DIRECTION:
Convert the lines of each of the following entries into a numbered list, leaving out blank lines and any pictures.

Dataset records

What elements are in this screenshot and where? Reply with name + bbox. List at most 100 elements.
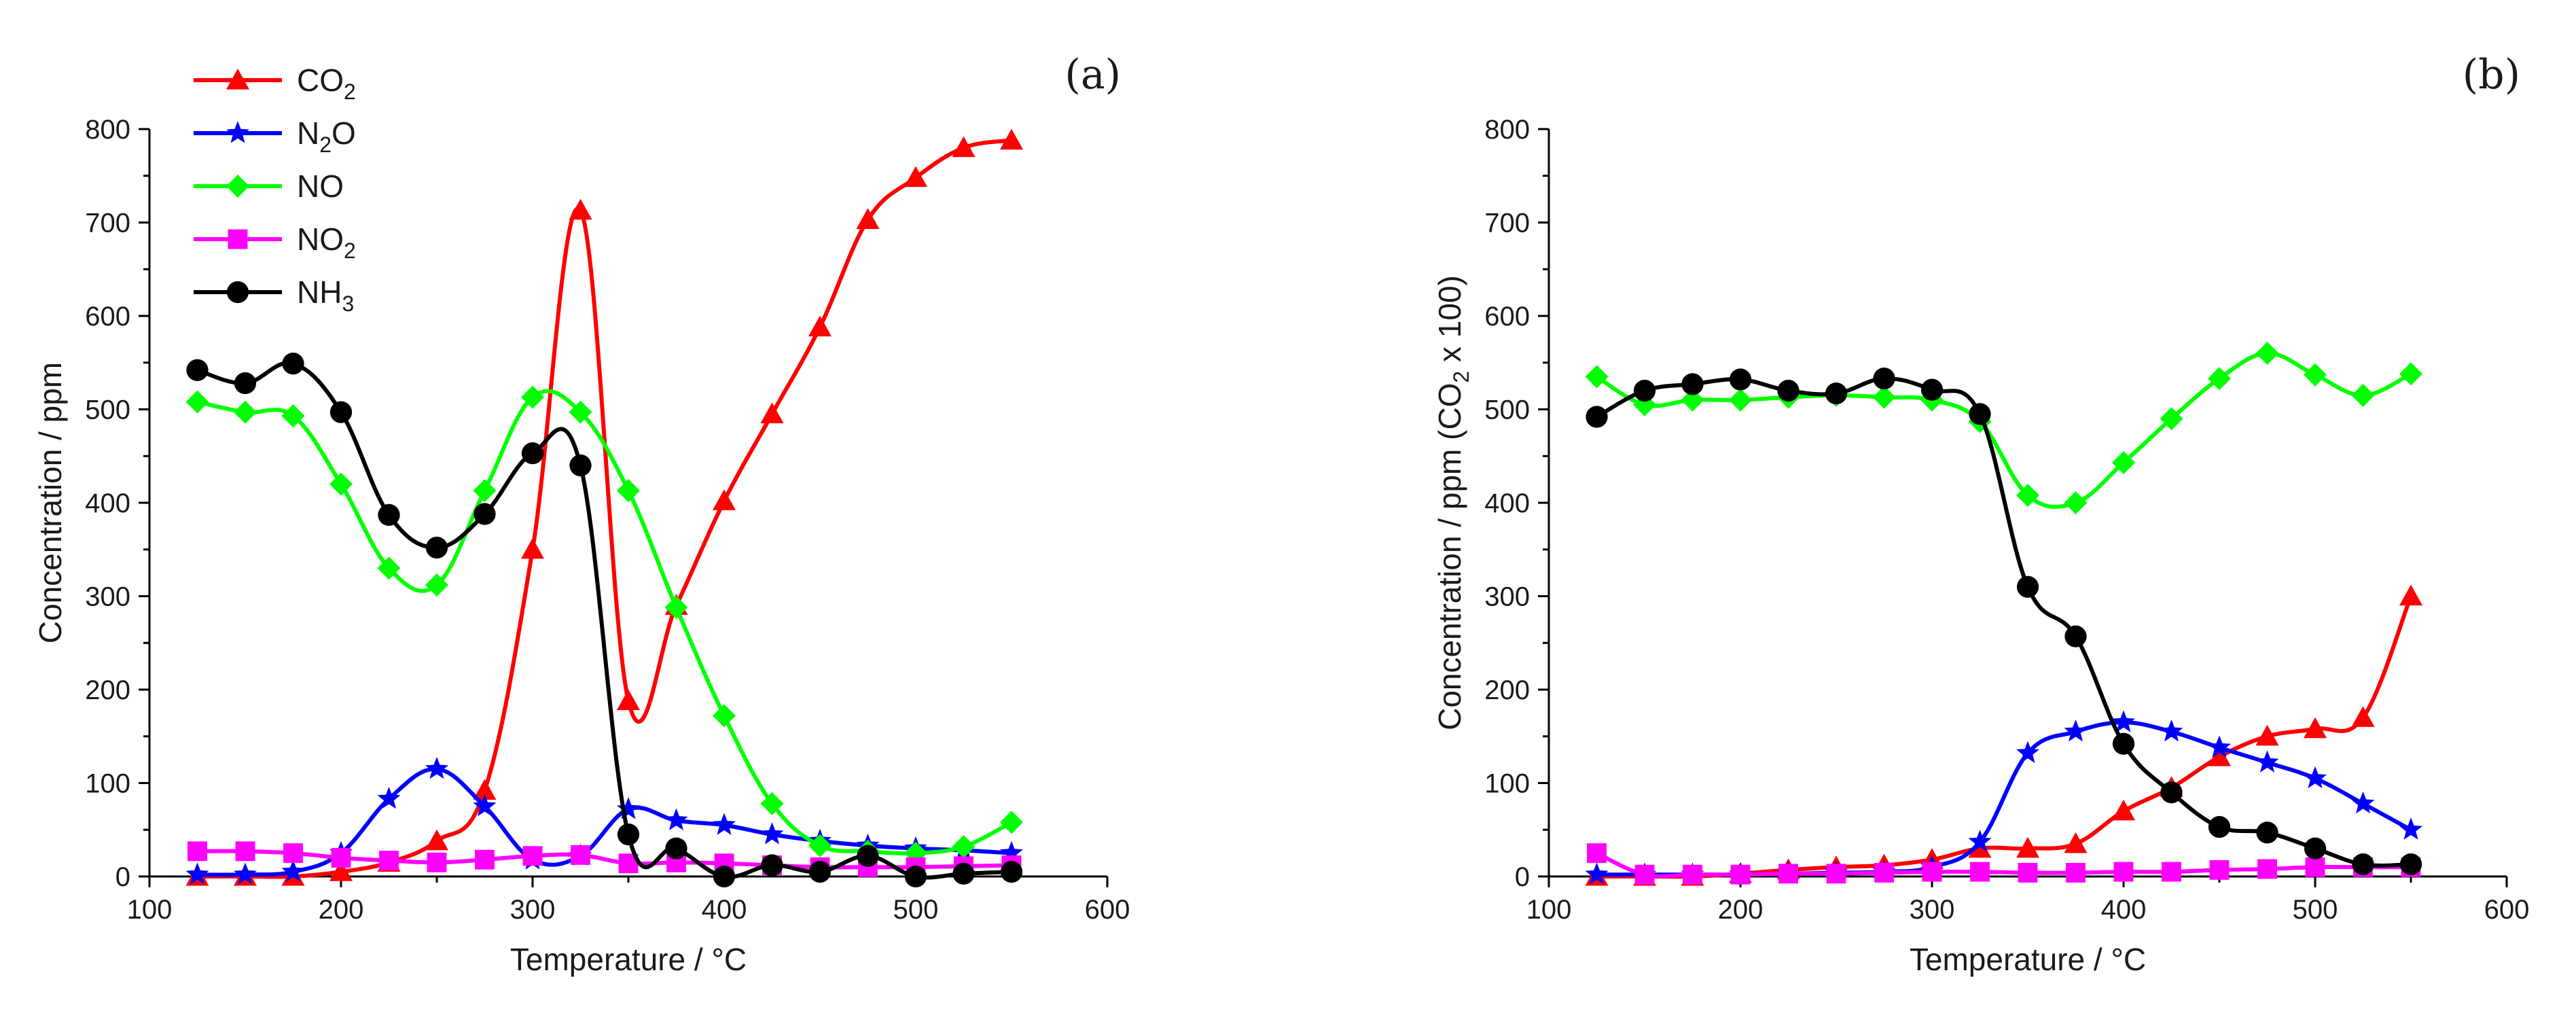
y-tick-label: 500 (1484, 395, 1530, 425)
data-point-NH3 (2208, 815, 2231, 838)
x-tick-label: 200 (319, 895, 364, 925)
data-point-NO (569, 400, 592, 424)
data-point-NO (329, 472, 353, 496)
data-point-NO2 (2113, 862, 2134, 882)
y-tick-label: 200 (1484, 675, 1530, 705)
data-point-N2O (760, 822, 784, 845)
y-tick-label: 700 (1484, 209, 1530, 238)
legend-label: NO2 (297, 221, 356, 263)
y-tick-label: 300 (1484, 582, 1530, 612)
y-axis-label-main: Concentration / ppm (CO (1432, 383, 1467, 730)
series-NO (1585, 342, 2422, 514)
data-point-NH3 (1633, 379, 1656, 402)
data-point-N2O (2064, 720, 2088, 742)
y-tick-label: 300 (85, 582, 130, 612)
data-point-N2O (2160, 720, 2183, 742)
data-point-NH3 (2160, 781, 2183, 804)
chart-panel-1: 100 200 300 400 500 6000100200300400500600700… (33, 51, 1130, 977)
legend-marker-NO2 (228, 229, 248, 249)
data-point-N2O (1968, 830, 1992, 852)
data-point-NH3 (2304, 837, 2327, 859)
data-point-NO (2208, 367, 2231, 391)
data-point-NO2 (1922, 862, 1942, 882)
data-point-CO2 (2064, 832, 2088, 853)
data-point-N2O (2304, 766, 2327, 789)
data-point-NH3 (617, 823, 640, 846)
data-point-NH3 (1000, 860, 1023, 883)
data-point-NO (281, 404, 305, 428)
data-point-NO2 (1634, 864, 1655, 885)
data-point-NH3 (2112, 732, 2135, 755)
legend-marker-NO (226, 175, 249, 198)
data-point-N2O (2208, 735, 2231, 758)
data-point-NO2 (2162, 862, 2181, 882)
x-tick-label: 100 (127, 895, 173, 925)
data-point-NO (1000, 811, 1023, 834)
data-point-CO2 (521, 537, 544, 559)
x-tick-label: 600 (1085, 895, 1130, 925)
data-point-CO2 (329, 860, 353, 881)
data-point-NO (2064, 491, 2088, 514)
data-point-NH3 (2256, 821, 2278, 844)
data-point-CO2 (617, 689, 640, 711)
data-point-N2O (234, 862, 257, 885)
data-point-NO (808, 834, 831, 857)
data-point-NO (664, 596, 688, 619)
data-point-NO2 (1826, 864, 1846, 884)
data-point-NO2 (2018, 863, 2038, 883)
data-point-NH3 (904, 865, 927, 888)
data-point-NO (2399, 362, 2422, 386)
y-tick-label: 100 (1484, 769, 1530, 799)
data-point-CO2 (2016, 836, 2039, 858)
data-point-NH3 (952, 862, 975, 885)
series-N2O (1585, 710, 2422, 885)
data-point-CO2 (1000, 128, 1023, 150)
legend-marker-CO2 (226, 69, 249, 90)
data-point-NO (2304, 363, 2327, 387)
data-point-N2O (1585, 862, 1609, 885)
data-point-N2O (473, 794, 497, 817)
data-point-NO2 (331, 848, 351, 868)
data-point-NH3 (857, 845, 879, 867)
data-point-NO2 (1587, 843, 1607, 864)
data-point-NO2 (235, 841, 255, 862)
series-NH3 (186, 352, 1023, 888)
x-tick-label: 400 (2101, 895, 2147, 925)
x-axis-label: Temperature / °C (1910, 942, 2146, 977)
y-tick-label: 0 (1515, 862, 1530, 892)
data-point-NH3 (473, 503, 496, 525)
data-point-NH3 (713, 865, 736, 888)
data-point-NO2 (1874, 863, 1894, 883)
data-point-NO (2255, 342, 2279, 365)
data-point-NH3 (1777, 379, 1800, 402)
y-tick-label: 200 (85, 675, 130, 705)
x-tick-label: 600 (2484, 895, 2530, 925)
data-point-NO (1585, 365, 1609, 389)
data-point-CO2 (2208, 745, 2231, 766)
data-point-NH3 (761, 854, 783, 876)
data-point-NO2 (2257, 859, 2277, 879)
y-tick-label: 800 (1484, 115, 1530, 145)
series-line-N2O (1596, 720, 2412, 877)
data-point-NO (2160, 407, 2183, 431)
data-point-N2O (713, 813, 736, 835)
data-point-CO2 (2399, 584, 2422, 606)
data-point-NO2 (427, 852, 447, 872)
data-point-NH3 (1920, 378, 1944, 401)
panel-label: (b) (2463, 51, 2520, 99)
data-point-NO (1681, 388, 1704, 412)
legend-item-CO2: CO2 (194, 63, 356, 104)
data-point-NH3 (1729, 368, 1752, 391)
series-line-CO2 (1596, 595, 2413, 879)
data-point-NO (713, 704, 736, 728)
y-tick-label: 700 (85, 209, 130, 238)
x-tick-label: 500 (2293, 895, 2338, 925)
y-tick-label: 600 (85, 302, 130, 332)
data-point-NO2 (1970, 862, 1990, 882)
data-point-NO (425, 573, 448, 597)
data-point-NH3 (378, 503, 400, 527)
data-point-N2O (2016, 741, 2039, 763)
data-point-CO2 (904, 166, 927, 188)
legend-label: NH3 (297, 274, 354, 316)
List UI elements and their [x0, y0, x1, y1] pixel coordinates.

COMPLETE OUTPUT:
1. What elements are in this screenshot and where? Reply with name + bbox. List at most 100 elements.
2. y-tick-label: 500 (1484, 395, 1530, 425)
3. data-point-NH3 (2208, 815, 2231, 838)
4. x-tick-label: 200 (319, 895, 364, 925)
5. data-point-NO (569, 400, 592, 424)
6. data-point-NO (329, 472, 353, 496)
7. data-point-NO2 (2113, 862, 2134, 882)
8. y-tick-label: 200 (1484, 675, 1530, 705)
9. data-point-N2O (760, 822, 784, 845)
10. y-tick-label: 700 (1484, 209, 1530, 238)
11. legend-label: NO2 (297, 221, 356, 263)
12. y-tick-label: 300 (1484, 582, 1530, 612)
13. y-axis-label-main: Concentration / ppm (CO (1432, 383, 1467, 730)
14. series-NO (1585, 342, 2422, 514)
15. data-point-NH3 (1633, 379, 1656, 402)
16. data-point-N2O (2064, 720, 2088, 742)
17. y-tick-label: 300 (85, 582, 130, 612)
18. data-point-N2O (2160, 720, 2183, 742)
19. data-point-NH3 (2160, 781, 2183, 804)
20. chart-panel-1: 100 200 300 400 500 6000100200300400500600700… (33, 51, 1130, 977)
21. legend-marker-NO2 (228, 229, 248, 249)
22. data-point-N2O (1968, 830, 1992, 852)
23. data-point-NH3 (2304, 837, 2327, 859)
24. data-point-NO (2208, 367, 2231, 391)
25. data-point-NO2 (1922, 862, 1942, 882)
26. data-point-CO2 (2064, 832, 2088, 853)
27. data-point-N2O (2304, 766, 2327, 789)
28. data-point-NH3 (617, 823, 640, 846)
29. data-point-NH3 (1000, 860, 1023, 883)
30. data-point-NO (281, 404, 305, 428)
31. data-point-NO2 (1634, 864, 1655, 885)
32. data-point-NH3 (2112, 732, 2135, 755)
33. legend-marker-NO (226, 175, 249, 198)
34. data-point-N2O (2208, 735, 2231, 758)
35. data-point-NO2 (2162, 862, 2181, 882)
36. x-tick-label: 100 (127, 895, 173, 925)
37. data-point-NO (1000, 811, 1023, 834)
38. data-point-CO2 (521, 537, 544, 559)
39. x-tick-label: 600 (1085, 895, 1130, 925)
40. data-point-CO2 (329, 860, 353, 881)
41. data-point-NO (2064, 491, 2088, 514)
42. data-point-NH3 (2256, 821, 2278, 844)
43. data-point-CO2 (617, 689, 640, 711)
44. data-point-N2O (234, 862, 257, 885)
45. data-point-NO (808, 834, 831, 857)
46. data-point-NO (664, 596, 688, 619)
47. data-point-NO2 (1826, 864, 1846, 884)
48. data-point-NO2 (2018, 863, 2038, 883)
49. data-point-NH3 (904, 865, 927, 888)
50. data-point-NO (2399, 362, 2422, 386)
51. y-tick-label: 100 (1484, 769, 1530, 799)
52. data-point-CO2 (2016, 836, 2039, 858)
53. data-point-NH3 (952, 862, 975, 885)
54. series-N2O (1585, 710, 2422, 885)
55. data-point-CO2 (1000, 128, 1023, 150)
56. legend-marker-CO2 (226, 69, 249, 90)
57. data-point-NO (2304, 363, 2327, 387)
58. data-point-N2O (1585, 862, 1609, 885)
59. data-point-N2O (473, 794, 497, 817)
60. data-point-NO2 (331, 848, 351, 868)
61. data-point-NH3 (857, 845, 879, 867)
62. data-point-NO2 (1587, 843, 1607, 864)
63. data-point-NO2 (235, 841, 255, 862)
64. series-NH3 (186, 352, 1023, 888)
65. x-tick-label: 400 (2101, 895, 2147, 925)
66. x-axis-label: Temperature / °C (1910, 942, 2146, 977)
67. y-tick-label: 0 (1515, 862, 1530, 892)
68. data-point-NH3 (473, 503, 496, 525)
69. data-point-NH3 (713, 865, 736, 888)
70. data-point-NO2 (1874, 863, 1894, 883)
71. data-point-NO (2255, 342, 2279, 365)
72. data-point-NH3 (1777, 379, 1800, 402)
73. y-tick-label: 200 (85, 675, 130, 705)
74. x-tick-label: 600 (2484, 895, 2530, 925)
75. data-point-NO (1585, 365, 1609, 389)
76. data-point-CO2 (2208, 745, 2231, 766)
77. data-point-NH3 (761, 854, 783, 876)
78. data-point-NO2 (2257, 859, 2277, 879)
79. y-tick-label: 800 (1484, 115, 1530, 145)
80. series-line-N2O (1596, 720, 2412, 877)
81. data-point-NO (2160, 407, 2183, 431)
82. data-point-N2O (713, 813, 736, 835)
83. data-point-CO2 (2399, 584, 2422, 606)
84. data-point-NO2 (427, 852, 447, 872)
85. data-point-NH3 (1920, 378, 1944, 401)
86. panel-label: (b) (2463, 51, 2520, 99)
87. data-point-NO (1681, 388, 1704, 412)
88. legend-item-CO2: CO2 (194, 63, 356, 104)
89. data-point-NH3 (1729, 368, 1752, 391)
90. series-line-CO2 (1596, 595, 2413, 879)
91. data-point-NO (713, 704, 736, 728)
92. y-tick-label: 700 (85, 209, 130, 238)
93. x-tick-label: 500 (2293, 895, 2338, 925)
94. y-tick-label: 600 (85, 302, 130, 332)
95. data-point-NO2 (1970, 862, 1990, 882)
96. data-point-NO (425, 573, 448, 597)
97. data-point-NH3 (378, 503, 400, 527)
98. data-point-N2O (2016, 741, 2039, 763)
99. data-point-CO2 (904, 166, 927, 188)
100. legend-label: NH3 (297, 274, 354, 316)
101. List UI elements and their [x0, y0, x1, y1] pixel coordinates.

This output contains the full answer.